Exercise requirements: Exclude the pictures and return every line exactly as written.

[Dataset items]
--- START ---

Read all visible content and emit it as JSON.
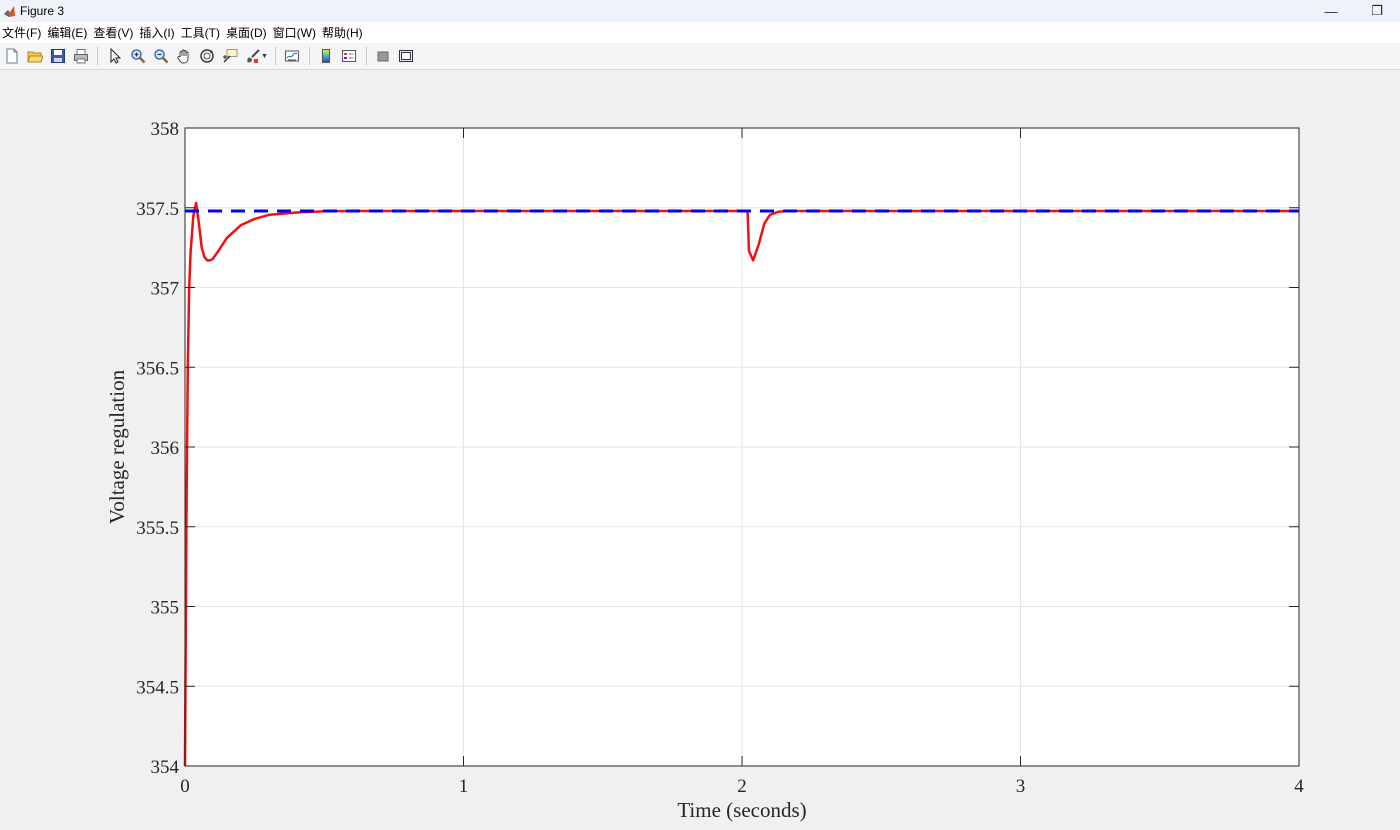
{
  "window": {
    "title": "Figure 3",
    "minimize_glyph": "—",
    "restore_glyph": "❐"
  },
  "menu": [
    {
      "label": "文件(F)",
      "name": "menu-file"
    },
    {
      "label": "编辑(E)",
      "name": "menu-edit"
    },
    {
      "label": "查看(V)",
      "name": "menu-view"
    },
    {
      "label": "插入(I)",
      "name": "menu-insert"
    },
    {
      "label": "工具(T)",
      "name": "menu-tools"
    },
    {
      "label": "桌面(D)",
      "name": "menu-desktop"
    },
    {
      "label": "窗口(W)",
      "name": "menu-window"
    },
    {
      "label": "帮助(H)",
      "name": "menu-help"
    }
  ],
  "toolbar": [
    "new-figure-icon",
    "open-file-icon",
    "save-icon",
    "print-icon",
    "pointer-icon",
    "zoom-in-icon",
    "zoom-out-icon",
    "pan-hand-icon",
    "rotate-3d-icon",
    "data-cursor-icon",
    "brush-icon",
    "link-plot-icon",
    "colorbar-icon",
    "legend-icon",
    "hide-plot-tools-icon",
    "show-plot-tools-icon"
  ],
  "colors": {
    "reference_line": "#0000ff",
    "response_line": "#ee1111",
    "axes_background": "#ffffff",
    "figure_background": "#f0f0f0"
  },
  "chart_data": {
    "type": "line",
    "title": "",
    "xlabel": "Time (seconds)",
    "ylabel": "Voltage regulation",
    "xlim": [
      0,
      4
    ],
    "ylim": [
      354,
      358
    ],
    "xticks": [
      0,
      1,
      2,
      3,
      4
    ],
    "xtick_labels": [
      "0",
      "1",
      "2",
      "3",
      "4"
    ],
    "yticks": [
      354,
      354.5,
      355,
      355.5,
      356,
      356.5,
      357,
      357.5,
      358
    ],
    "ytick_labels": [
      "354",
      "354.5",
      "355",
      "355.5",
      "356",
      "356.5",
      "357",
      "357.5",
      "358"
    ],
    "grid": true,
    "legend": "none",
    "series": [
      {
        "style": "dashed",
        "color": "#0000ff",
        "x": [
          0,
          4
        ],
        "y": [
          357.48,
          357.48
        ]
      },
      {
        "style": "solid",
        "color": "#ee1111",
        "x": [
          0.0,
          0.005,
          0.01,
          0.015,
          0.02,
          0.03,
          0.04,
          0.05,
          0.06,
          0.07,
          0.08,
          0.09,
          0.1,
          0.12,
          0.15,
          0.2,
          0.25,
          0.3,
          0.4,
          0.5,
          0.6,
          1.0,
          1.5,
          2.0,
          2.02,
          2.025,
          2.04,
          2.06,
          2.08,
          2.1,
          2.13,
          2.17,
          2.25,
          3.0,
          4.0
        ],
        "y": [
          354.0,
          355.5,
          356.5,
          357.0,
          357.22,
          357.45,
          357.53,
          357.4,
          357.25,
          357.19,
          357.17,
          357.17,
          357.18,
          357.23,
          357.31,
          357.39,
          357.43,
          357.455,
          357.47,
          357.478,
          357.48,
          357.48,
          357.48,
          357.48,
          357.48,
          357.23,
          357.17,
          357.27,
          357.4,
          357.455,
          357.475,
          357.48,
          357.48,
          357.48,
          357.48
        ]
      }
    ]
  }
}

--- END ---

Answer to this exercise:
Read all visible content and emit it as JSON.
{
  "window": {
    "title": "Figure 3",
    "minimize_glyph": "—",
    "restore_glyph": "❐"
  },
  "menu": [
    {
      "label": "文件(F)",
      "name": "menu-file"
    },
    {
      "label": "编辑(E)",
      "name": "menu-edit"
    },
    {
      "label": "查看(V)",
      "name": "menu-view"
    },
    {
      "label": "插入(I)",
      "name": "menu-insert"
    },
    {
      "label": "工具(T)",
      "name": "menu-tools"
    },
    {
      "label": "桌面(D)",
      "name": "menu-desktop"
    },
    {
      "label": "窗口(W)",
      "name": "menu-window"
    },
    {
      "label": "帮助(H)",
      "name": "menu-help"
    }
  ],
  "toolbar": [
    "new-figure-icon",
    "open-file-icon",
    "save-icon",
    "print-icon",
    "pointer-icon",
    "zoom-in-icon",
    "zoom-out-icon",
    "pan-hand-icon",
    "rotate-3d-icon",
    "data-cursor-icon",
    "brush-icon",
    "link-plot-icon",
    "colorbar-icon",
    "legend-icon",
    "hide-plot-tools-icon",
    "show-plot-tools-icon"
  ],
  "colors": {
    "reference_line": "#0000ff",
    "response_line": "#ee1111",
    "axes_background": "#ffffff",
    "figure_background": "#f0f0f0"
  },
  "chart_data": {
    "type": "line",
    "title": "",
    "xlabel": "Time (seconds)",
    "ylabel": "Voltage regulation",
    "xlim": [
      0,
      4
    ],
    "ylim": [
      354,
      358
    ],
    "xticks": [
      0,
      1,
      2,
      3,
      4
    ],
    "xtick_labels": [
      "0",
      "1",
      "2",
      "3",
      "4"
    ],
    "yticks": [
      354,
      354.5,
      355,
      355.5,
      356,
      356.5,
      357,
      357.5,
      358
    ],
    "ytick_labels": [
      "354",
      "354.5",
      "355",
      "355.5",
      "356",
      "356.5",
      "357",
      "357.5",
      "358"
    ],
    "grid": true,
    "legend": "none",
    "series": [
      {
        "style": "dashed",
        "color": "#0000ff",
        "x": [
          0,
          4
        ],
        "y": [
          357.48,
          357.48
        ]
      },
      {
        "style": "solid",
        "color": "#ee1111",
        "x": [
          0.0,
          0.005,
          0.01,
          0.015,
          0.02,
          0.03,
          0.04,
          0.05,
          0.06,
          0.07,
          0.08,
          0.09,
          0.1,
          0.12,
          0.15,
          0.2,
          0.25,
          0.3,
          0.4,
          0.5,
          0.6,
          1.0,
          1.5,
          2.0,
          2.02,
          2.025,
          2.04,
          2.06,
          2.08,
          2.1,
          2.13,
          2.17,
          2.25,
          3.0,
          4.0
        ],
        "y": [
          354.0,
          355.5,
          356.5,
          357.0,
          357.22,
          357.45,
          357.53,
          357.4,
          357.25,
          357.19,
          357.17,
          357.17,
          357.18,
          357.23,
          357.31,
          357.39,
          357.43,
          357.455,
          357.47,
          357.478,
          357.48,
          357.48,
          357.48,
          357.48,
          357.48,
          357.23,
          357.17,
          357.27,
          357.4,
          357.455,
          357.475,
          357.48,
          357.48,
          357.48,
          357.48
        ]
      }
    ]
  }
}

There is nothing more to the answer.